▶ **TEXT BLOCK**
◆ ◆ ◆ ◆ ◆ ◆ ◆
Reached for his comment, Peter Frinton, Bowen Island councillor and member of the Mayor’s Council, said he understands why Valley residents are concerned about the proliferation of “South of Fraser” tolls, but believes there is a “structural problem” with Fassbender’s approach.
Saying that “pursuing equity is not the same as user-pay,” Frinton outlined a myriad of variants in taxpayer categories, taxation methods and types of users.
That the Mayors’ Council faces fiscal challenges is not in dispute; the funding shortfall has bedevilled TransLink from Day 1.
But the challenge cannot be met by digging deeper into taxpayers’ wallets; it will only be overcome when 22 metro councils unite to force the province to own the results of its decisions.
In 1998, Glen Clark knew he had financial trouble on his hands in the form of the Millennium Line. So when escalating costs made him worried about adding another political embarrassment to the fast-ferries fiasco, he unloaded the responsibility onto the region — with no equitable funding formula.
Victoria has continued to squeeze both ends against the middle ever since.
At one end, the province fast-tracks low-priority projects according to the political expediencies of the day, and at the other denies funding for regional transportation essentials.
The list of vehicle-related taxes and fees is unending:
Levies are collected via:
– municipal property tax and BC Hydro bills;
– fuel and carbon taxes at the pump;
– HST on service-related labour, parts, goods and accessories;
– recycling fees on batteries, tires, etc.
– HST on vehicle leases/purchases;
– parking and parking replacement charges; and,
– multi-millions of dollars in income tax and Canada pension premiums paid on thousands of vehicle-related jobs.
Some of the requested data are still pending, but preliminary numbers show that in 2001 Bowen Island remitted $130,499 to TransLink and in 2010 $645,209 — that is a whopping 493 per cent increase.
City of Surrey reports $14.6 million for 2003 and $34.1 million in 2008 (numbers include property-tax collections and grants in lieu, and both communities recorded a seismic shift in 2005).
As Frinton dryly observed, “No wonder the Mayors’ Council is concerned about the trend.”
In my opinion, it is flat-out wrong for anyone to talk of new “user-pay” tolls without first redressing the imbalance caused by provincial decisions to inflict SkyTrain on the region, when there are inexpensive, internationally proven alternatives.
◆ ◆ ◆ ◆ ◆ ◆ ◆
▶ **DATA RECORDS**
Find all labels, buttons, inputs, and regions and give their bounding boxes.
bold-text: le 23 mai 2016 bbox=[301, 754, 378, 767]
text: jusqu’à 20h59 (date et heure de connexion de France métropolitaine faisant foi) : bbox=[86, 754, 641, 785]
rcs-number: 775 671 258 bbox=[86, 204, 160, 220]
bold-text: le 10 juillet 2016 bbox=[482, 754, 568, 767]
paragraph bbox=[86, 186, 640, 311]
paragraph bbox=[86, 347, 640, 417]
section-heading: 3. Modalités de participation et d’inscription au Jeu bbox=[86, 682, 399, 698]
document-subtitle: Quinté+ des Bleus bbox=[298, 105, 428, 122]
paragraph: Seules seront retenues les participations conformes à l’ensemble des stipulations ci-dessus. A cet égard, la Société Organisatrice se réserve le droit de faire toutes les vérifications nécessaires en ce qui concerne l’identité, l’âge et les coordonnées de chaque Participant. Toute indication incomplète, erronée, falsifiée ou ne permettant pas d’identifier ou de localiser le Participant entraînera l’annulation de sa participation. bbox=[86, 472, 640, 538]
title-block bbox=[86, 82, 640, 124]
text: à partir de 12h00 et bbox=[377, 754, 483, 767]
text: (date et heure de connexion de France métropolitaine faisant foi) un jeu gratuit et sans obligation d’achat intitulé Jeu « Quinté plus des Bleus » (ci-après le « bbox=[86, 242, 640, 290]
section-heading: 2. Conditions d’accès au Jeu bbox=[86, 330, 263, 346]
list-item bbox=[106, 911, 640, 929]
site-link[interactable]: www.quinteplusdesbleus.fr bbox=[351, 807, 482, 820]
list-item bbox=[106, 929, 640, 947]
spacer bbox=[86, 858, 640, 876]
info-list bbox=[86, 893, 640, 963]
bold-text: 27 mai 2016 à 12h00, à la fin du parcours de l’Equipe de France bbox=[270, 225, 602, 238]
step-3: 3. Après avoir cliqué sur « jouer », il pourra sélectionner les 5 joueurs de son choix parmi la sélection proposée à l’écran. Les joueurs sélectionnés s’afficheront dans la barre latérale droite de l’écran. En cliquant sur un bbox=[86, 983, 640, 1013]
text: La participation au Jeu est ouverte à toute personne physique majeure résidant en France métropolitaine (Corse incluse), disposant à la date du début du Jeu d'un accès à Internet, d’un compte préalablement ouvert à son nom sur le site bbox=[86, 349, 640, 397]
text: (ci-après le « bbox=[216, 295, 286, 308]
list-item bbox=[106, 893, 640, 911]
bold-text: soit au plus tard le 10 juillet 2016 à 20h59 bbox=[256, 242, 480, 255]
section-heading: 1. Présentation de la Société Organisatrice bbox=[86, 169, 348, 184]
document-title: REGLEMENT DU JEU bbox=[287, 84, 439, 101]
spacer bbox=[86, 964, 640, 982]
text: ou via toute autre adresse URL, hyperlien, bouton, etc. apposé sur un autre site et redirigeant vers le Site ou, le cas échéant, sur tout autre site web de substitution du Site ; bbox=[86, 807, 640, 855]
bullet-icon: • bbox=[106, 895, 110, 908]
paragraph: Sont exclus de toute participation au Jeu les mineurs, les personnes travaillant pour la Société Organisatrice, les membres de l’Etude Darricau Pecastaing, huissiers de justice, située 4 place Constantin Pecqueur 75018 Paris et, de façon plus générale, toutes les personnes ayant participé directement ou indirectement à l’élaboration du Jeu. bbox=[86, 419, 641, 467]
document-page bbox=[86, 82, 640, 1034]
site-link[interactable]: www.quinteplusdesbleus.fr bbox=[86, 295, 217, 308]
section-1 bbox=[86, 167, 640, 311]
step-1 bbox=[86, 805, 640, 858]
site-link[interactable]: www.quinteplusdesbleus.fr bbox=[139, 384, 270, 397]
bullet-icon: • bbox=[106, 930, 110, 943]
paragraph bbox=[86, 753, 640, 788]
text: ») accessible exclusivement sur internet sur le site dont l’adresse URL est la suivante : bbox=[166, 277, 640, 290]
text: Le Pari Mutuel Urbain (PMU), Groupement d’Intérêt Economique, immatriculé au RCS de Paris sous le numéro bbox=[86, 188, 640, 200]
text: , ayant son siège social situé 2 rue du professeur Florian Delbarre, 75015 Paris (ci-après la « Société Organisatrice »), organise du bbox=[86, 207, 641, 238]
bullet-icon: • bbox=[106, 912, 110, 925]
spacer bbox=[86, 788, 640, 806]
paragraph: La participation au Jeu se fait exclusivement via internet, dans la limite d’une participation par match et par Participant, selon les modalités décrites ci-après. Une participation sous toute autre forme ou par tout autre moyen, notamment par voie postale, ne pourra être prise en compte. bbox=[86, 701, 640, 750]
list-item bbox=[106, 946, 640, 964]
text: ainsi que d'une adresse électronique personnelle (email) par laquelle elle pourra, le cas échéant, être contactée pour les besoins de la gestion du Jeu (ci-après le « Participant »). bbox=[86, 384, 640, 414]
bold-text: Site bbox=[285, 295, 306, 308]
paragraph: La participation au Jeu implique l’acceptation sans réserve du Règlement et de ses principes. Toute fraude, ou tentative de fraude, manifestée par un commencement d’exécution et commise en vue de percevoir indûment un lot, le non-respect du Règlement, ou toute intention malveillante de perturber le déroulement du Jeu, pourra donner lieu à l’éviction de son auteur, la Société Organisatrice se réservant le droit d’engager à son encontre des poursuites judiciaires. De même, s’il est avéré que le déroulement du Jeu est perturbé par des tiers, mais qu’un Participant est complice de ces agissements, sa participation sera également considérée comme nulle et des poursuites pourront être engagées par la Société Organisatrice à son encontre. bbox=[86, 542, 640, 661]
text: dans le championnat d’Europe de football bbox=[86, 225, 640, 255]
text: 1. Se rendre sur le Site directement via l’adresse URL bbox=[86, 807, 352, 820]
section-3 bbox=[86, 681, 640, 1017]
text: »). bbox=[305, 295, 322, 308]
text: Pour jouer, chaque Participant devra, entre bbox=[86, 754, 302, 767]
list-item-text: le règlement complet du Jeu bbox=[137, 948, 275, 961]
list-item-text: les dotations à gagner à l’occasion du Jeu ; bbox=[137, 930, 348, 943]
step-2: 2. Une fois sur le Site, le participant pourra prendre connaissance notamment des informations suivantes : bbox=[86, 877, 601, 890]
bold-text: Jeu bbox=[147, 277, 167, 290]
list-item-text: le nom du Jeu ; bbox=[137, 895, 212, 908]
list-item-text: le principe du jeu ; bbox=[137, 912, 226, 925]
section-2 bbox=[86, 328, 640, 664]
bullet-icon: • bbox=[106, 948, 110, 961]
◆ ◆ ◆ ◆ ◆ ◆ ◆
▶ **USING THE INFORMATION**
1 – From the commentary on TransLink funding, list every means through which the text says levies are collected.
2 – Pick up the commentary on TransLink funding after its final sentence and write its next few sentences.

▶ **YOUR RESPONSES**
1 –
- municipal property tax and BC Hydro bills
- fuel and carbon taxes at the pump
- HST on service-related labor, parts, goods and accessories
- recycling fees on batteries, tires, etc.
- HST on vehicle leases/purchases
- parking and parking replacement charges
- multi-millions of dollars in income tax and Canada pension premiums paid on thousands of vehicle-related jobs

2 –
According to its own 2008 SkyTrain data, TransLink estimated 73.5 million boardings at an operating cost of $82.7 million. Partial cost-recovery came from fares, advertising and other revenues. Debt-servicing costs were omitted.
By fourth-quarter 2010, weekday ridership averaged 381,100 boardings.
The problem is that until smart cards are available, TransLink can only do passenger-counts on the Canada Line, not on the Expo and Millennium Lines — hence the ongoing problems with fare evasion.
When evaluating the true value of a transit system, it is logical to expect that two weekday boardings equates to one person on a return journey. In our TransLink reality, that one person can be counted many times more as s/he boards connecting buses at either end of a SkyTrain trip.
And with respect to fare revenues, when discount U-Passes and concession fares are factored in, and when bus routes are cancelled to force passengers onto the Canada Line, the revenue value-for-dollar of SkyTrain becomes even more suspect.
To emphasize: There is presently no way of knowing the ratio of full-fare to economy passengers, nor how many “freebies” are counted among those boardings.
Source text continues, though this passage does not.